**Stated goal**: Exactly as written, print each record in the listing.

**Task inputs**:
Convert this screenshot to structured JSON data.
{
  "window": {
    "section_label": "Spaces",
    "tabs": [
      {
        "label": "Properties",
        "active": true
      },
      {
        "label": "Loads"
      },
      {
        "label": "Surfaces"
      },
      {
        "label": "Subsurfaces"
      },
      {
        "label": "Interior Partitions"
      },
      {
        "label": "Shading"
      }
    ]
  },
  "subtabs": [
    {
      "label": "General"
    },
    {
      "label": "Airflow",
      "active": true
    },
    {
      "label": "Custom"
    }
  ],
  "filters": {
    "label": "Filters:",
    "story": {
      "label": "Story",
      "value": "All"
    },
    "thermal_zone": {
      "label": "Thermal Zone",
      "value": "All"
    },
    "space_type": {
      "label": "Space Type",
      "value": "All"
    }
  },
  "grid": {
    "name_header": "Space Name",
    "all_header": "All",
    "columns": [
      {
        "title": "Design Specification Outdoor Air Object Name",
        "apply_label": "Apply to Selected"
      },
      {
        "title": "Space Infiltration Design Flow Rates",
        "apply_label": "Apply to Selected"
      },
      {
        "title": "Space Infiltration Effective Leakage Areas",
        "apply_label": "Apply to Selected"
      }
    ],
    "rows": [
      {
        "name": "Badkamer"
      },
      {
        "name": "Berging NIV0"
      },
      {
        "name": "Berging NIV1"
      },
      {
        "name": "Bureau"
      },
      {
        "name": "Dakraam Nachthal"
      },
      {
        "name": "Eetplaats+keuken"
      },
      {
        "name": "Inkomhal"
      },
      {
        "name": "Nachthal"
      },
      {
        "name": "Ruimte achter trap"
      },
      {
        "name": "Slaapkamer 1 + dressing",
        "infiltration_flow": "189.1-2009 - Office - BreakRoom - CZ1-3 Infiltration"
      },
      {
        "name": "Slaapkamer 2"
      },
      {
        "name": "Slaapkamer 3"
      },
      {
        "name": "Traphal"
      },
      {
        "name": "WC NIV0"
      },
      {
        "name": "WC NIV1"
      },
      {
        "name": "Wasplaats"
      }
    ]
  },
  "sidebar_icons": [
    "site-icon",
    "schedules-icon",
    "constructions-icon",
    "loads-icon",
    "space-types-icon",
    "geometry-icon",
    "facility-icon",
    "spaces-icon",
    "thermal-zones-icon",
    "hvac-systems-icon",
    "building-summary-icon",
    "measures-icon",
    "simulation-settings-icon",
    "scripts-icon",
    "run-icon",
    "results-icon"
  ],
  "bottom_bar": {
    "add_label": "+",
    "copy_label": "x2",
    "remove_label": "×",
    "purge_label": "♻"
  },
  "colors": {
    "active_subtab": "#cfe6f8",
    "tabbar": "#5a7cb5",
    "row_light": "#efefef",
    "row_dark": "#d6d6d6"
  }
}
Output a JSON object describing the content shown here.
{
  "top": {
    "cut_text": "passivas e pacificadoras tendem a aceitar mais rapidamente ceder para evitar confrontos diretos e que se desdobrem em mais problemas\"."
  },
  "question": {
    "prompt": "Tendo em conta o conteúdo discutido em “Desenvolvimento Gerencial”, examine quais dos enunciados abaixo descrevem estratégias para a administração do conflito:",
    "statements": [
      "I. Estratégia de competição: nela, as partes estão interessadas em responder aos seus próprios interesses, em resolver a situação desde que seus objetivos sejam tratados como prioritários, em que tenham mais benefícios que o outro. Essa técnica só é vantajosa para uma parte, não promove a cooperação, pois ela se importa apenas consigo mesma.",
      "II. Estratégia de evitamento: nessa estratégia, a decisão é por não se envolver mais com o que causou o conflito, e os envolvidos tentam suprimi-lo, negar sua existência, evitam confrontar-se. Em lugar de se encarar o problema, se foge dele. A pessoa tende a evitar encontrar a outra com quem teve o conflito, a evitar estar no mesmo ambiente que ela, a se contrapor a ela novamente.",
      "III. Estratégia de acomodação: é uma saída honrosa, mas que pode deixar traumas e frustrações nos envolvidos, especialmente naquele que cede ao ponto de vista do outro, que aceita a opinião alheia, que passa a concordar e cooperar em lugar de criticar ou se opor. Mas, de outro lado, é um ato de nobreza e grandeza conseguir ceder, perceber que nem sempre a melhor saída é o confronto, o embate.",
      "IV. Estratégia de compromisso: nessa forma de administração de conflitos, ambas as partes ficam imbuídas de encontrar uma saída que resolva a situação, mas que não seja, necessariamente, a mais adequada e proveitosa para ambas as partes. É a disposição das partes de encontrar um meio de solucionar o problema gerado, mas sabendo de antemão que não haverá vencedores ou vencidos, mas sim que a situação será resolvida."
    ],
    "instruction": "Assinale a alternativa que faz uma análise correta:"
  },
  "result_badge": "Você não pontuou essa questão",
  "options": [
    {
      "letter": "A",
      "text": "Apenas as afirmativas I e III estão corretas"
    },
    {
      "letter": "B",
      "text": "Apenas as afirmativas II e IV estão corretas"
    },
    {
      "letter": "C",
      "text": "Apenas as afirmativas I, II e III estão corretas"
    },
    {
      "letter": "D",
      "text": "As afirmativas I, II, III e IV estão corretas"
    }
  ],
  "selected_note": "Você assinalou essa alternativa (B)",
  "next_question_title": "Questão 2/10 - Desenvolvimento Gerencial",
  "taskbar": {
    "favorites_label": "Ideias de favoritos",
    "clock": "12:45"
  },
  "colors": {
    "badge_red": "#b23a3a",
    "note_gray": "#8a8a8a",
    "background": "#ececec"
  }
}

**Complete output**:
Convert this screenshot to structured JSON data.
{
  "window": {
    "section_label": "Spaces",
    "tabs": [
      {
        "label": "Properties",
        "active": true
      },
      {
        "label": "Loads"
      },
      {
        "label": "Surfaces"
      },
      {
        "label": "Subsurfaces"
      },
      {
        "label": "Interior Partitions"
      },
      {
        "label": "Shading"
      }
    ]
  },
  "subtabs": [
    {
      "label": "General"
    },
    {
      "label": "Airflow",
      "active": true
    },
    {
      "label": "Custom"
    }
  ],
  "filters": {
    "label": "Filters:",
    "story": {
      "label": "Story",
      "value": "All"
    },
    "thermal_zone": {
      "label": "Thermal Zone",
      "value": "All"
    },
    "space_type": {
      "label": "Space Type",
      "value": "All"
    }
  },
  "grid": {
    "name_header": "Space Name",
    "all_header": "All",
    "columns": [
      {
        "title": "Design Specification Outdoor Air Object Name",
        "apply_label": "Apply to Selected"
      },
      {
        "title": "Space Infiltration Design Flow Rates",
        "apply_label": "Apply to Selected"
      },
      {
        "title": "Space Infiltration Effective Leakage Areas",
        "apply_label": "Apply to Selected"
      }
    ],
    "rows": [
      {
        "name": "Badkamer"
      },
      {
        "name": "Berging NIV0"
      },
      {
        "name": "Berging NIV1"
      },
      {
        "name": "Bureau"
      },
      {
        "name": "Dakraam Nachthal"
      },
      {
        "name": "Eetplaats+keuken"
      },
      {
        "name": "Inkomhal"
      },
      {
        "name": "Nachthal"
      },
      {
        "name": "Ruimte achter trap"
      },
      {
        "name": "Slaapkamer 1 + dressing",
        "infiltration_flow": "189.1-2009 - Office - BreakRoom - CZ1-3 Infiltration"
      },
      {
        "name": "Slaapkamer 2"
      },
      {
        "name": "Slaapkamer 3"
      },
      {
        "name": "Traphal"
      },
      {
        "name": "WC NIV0"
      },
      {
        "name": "WC NIV1"
      },
      {
        "name": "Wasplaats"
      }
    ]
  },
  "sidebar_icons": [
    "site-icon",
    "schedules-icon",
    "constructions-icon",
    "loads-icon",
    "space-types-icon",
    "geometry-icon",
    "facility-icon",
    "spaces-icon",
    "thermal-zones-icon",
    "hvac-systems-icon",
    "building-summary-icon",
    "measures-icon",
    "simulation-settings-icon",
    "scripts-icon",
    "run-icon",
    "results-icon"
  ],
  "bottom_bar": {
    "add_label": "+",
    "copy_label": "x2",
    "remove_label": "×",
    "purge_label": "♻"
  },
  "colors": {
    "active_subtab": "#cfe6f8",
    "tabbar": "#5a7cb5",
    "row_light": "#efefef",
    "row_dark": "#d6d6d6"
  }
}
Output a JSON object describing the content shown here.
{
  "top": {
    "cut_text": "passivas e pacificadoras tendem a aceitar mais rapidamente ceder para evitar confrontos diretos e que se desdobrem em mais problemas\"."
  },
  "question": {
    "prompt": "Tendo em conta o conteúdo discutido em “Desenvolvimento Gerencial”, examine quais dos enunciados abaixo descrevem estratégias para a administração do conflito:",
    "statements": [
      "I. Estratégia de competição: nela, as partes estão interessadas em responder aos seus próprios interesses, em resolver a situação desde que seus objetivos sejam tratados como prioritários, em que tenham mais benefícios que o outro. Essa técnica só é vantajosa para uma parte, não promove a cooperação, pois ela se importa apenas consigo mesma.",
      "II. Estratégia de evitamento: nessa estratégia, a decisão é por não se envolver mais com o que causou o conflito, e os envolvidos tentam suprimi-lo, negar sua existência, evitam confrontar-se. Em lugar de se encarar o problema, se foge dele. A pessoa tende a evitar encontrar a outra com quem teve o conflito, a evitar estar no mesmo ambiente que ela, a se contrapor a ela novamente.",
      "III. Estratégia de acomodação: é uma saída honrosa, mas que pode deixar traumas e frustrações nos envolvidos, especialmente naquele que cede ao ponto de vista do outro, que aceita a opinião alheia, que passa a concordar e cooperar em lugar de criticar ou se opor. Mas, de outro lado, é um ato de nobreza e grandeza conseguir ceder, perceber que nem sempre a melhor saída é o confronto, o embate.",
      "IV. Estratégia de compromisso: nessa forma de administração de conflitos, ambas as partes ficam imbuídas de encontrar uma saída que resolva a situação, mas que não seja, necessariamente, a mais adequada e proveitosa para ambas as partes. É a disposição das partes de encontrar um meio de solucionar o problema gerado, mas sabendo de antemão que não haverá vencedores ou vencidos, mas sim que a situação será resolvida."
    ],
    "instruction": "Assinale a alternativa que faz uma análise correta:"
  },
  "result_badge": "Você não pontuou essa questão",
  "options": [
    {
      "letter": "A",
      "text": "Apenas as afirmativas I e III estão corretas"
    },
    {
      "letter": "B",
      "text": "Apenas as afirmativas II e IV estão corretas"
    },
    {
      "letter": "C",
      "text": "Apenas as afirmativas I, II e III estão corretas"
    },
    {
      "letter": "D",
      "text": "As afirmativas I, II, III e IV estão corretas"
    }
  ],
  "selected_note": "Você assinalou essa alternativa (B)",
  "next_question_title": "Questão 2/10 - Desenvolvimento Gerencial",
  "taskbar": {
    "favorites_label": "Ideias de favoritos",
    "clock": "12:45"
  },
  "colors": {
    "badge_red": "#b23a3a",
    "note_gray": "#8a8a8a",
    "background": "#ececec"
  }
}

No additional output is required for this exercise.